Description of the task:
State only the count of lines in the listing below that hold "Размер".

Material supplied:
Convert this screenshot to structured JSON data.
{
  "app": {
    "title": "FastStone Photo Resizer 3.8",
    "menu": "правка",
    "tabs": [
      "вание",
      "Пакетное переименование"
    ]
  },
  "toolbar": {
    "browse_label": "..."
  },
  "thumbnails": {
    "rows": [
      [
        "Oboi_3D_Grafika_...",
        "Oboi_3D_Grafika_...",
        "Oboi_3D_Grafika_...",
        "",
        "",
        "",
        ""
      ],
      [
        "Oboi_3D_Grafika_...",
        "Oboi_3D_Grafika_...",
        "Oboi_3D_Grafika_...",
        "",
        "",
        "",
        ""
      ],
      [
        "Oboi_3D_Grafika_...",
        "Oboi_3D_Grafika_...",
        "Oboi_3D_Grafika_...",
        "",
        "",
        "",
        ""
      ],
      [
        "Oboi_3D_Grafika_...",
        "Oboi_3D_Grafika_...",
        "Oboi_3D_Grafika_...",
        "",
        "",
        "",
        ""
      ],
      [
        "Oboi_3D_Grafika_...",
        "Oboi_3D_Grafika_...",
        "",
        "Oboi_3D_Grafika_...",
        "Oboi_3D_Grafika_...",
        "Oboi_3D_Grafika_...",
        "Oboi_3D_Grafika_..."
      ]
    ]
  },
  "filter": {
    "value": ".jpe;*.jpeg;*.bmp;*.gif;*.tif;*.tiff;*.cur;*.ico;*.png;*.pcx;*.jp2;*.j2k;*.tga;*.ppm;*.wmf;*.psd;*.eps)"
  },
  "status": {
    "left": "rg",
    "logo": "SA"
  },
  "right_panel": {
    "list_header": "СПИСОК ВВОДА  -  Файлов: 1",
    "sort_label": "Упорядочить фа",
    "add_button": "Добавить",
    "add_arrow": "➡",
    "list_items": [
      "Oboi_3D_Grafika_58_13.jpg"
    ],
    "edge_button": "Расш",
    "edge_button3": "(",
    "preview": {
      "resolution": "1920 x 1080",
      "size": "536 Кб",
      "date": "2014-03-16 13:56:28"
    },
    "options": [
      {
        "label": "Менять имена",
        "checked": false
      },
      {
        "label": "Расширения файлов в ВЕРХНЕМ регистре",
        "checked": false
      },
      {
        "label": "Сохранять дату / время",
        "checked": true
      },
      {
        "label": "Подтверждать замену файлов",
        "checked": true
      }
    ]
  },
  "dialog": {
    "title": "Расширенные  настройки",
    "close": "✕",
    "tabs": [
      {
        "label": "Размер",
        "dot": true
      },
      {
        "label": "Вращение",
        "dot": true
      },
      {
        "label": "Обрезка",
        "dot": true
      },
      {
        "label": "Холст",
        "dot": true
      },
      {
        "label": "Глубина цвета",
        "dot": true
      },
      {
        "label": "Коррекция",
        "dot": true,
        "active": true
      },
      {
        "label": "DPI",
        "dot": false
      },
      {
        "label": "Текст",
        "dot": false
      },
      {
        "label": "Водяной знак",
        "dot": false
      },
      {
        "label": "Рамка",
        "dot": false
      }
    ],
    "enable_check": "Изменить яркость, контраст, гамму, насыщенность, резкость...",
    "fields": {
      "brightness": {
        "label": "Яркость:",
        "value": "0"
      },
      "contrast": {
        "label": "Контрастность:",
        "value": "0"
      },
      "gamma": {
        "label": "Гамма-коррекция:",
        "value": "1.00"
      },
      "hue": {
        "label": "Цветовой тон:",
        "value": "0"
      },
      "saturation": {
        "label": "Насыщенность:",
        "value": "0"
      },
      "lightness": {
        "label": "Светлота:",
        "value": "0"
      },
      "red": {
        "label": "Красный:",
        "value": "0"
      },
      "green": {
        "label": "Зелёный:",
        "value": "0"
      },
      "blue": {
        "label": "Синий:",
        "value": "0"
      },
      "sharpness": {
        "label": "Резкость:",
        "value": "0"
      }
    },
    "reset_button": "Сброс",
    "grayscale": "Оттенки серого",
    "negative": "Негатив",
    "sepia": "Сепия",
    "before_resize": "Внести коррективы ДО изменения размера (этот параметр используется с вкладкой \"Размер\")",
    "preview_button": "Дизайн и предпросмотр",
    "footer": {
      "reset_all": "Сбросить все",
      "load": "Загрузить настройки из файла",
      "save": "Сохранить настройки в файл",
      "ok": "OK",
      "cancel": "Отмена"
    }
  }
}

Finished exercise:
2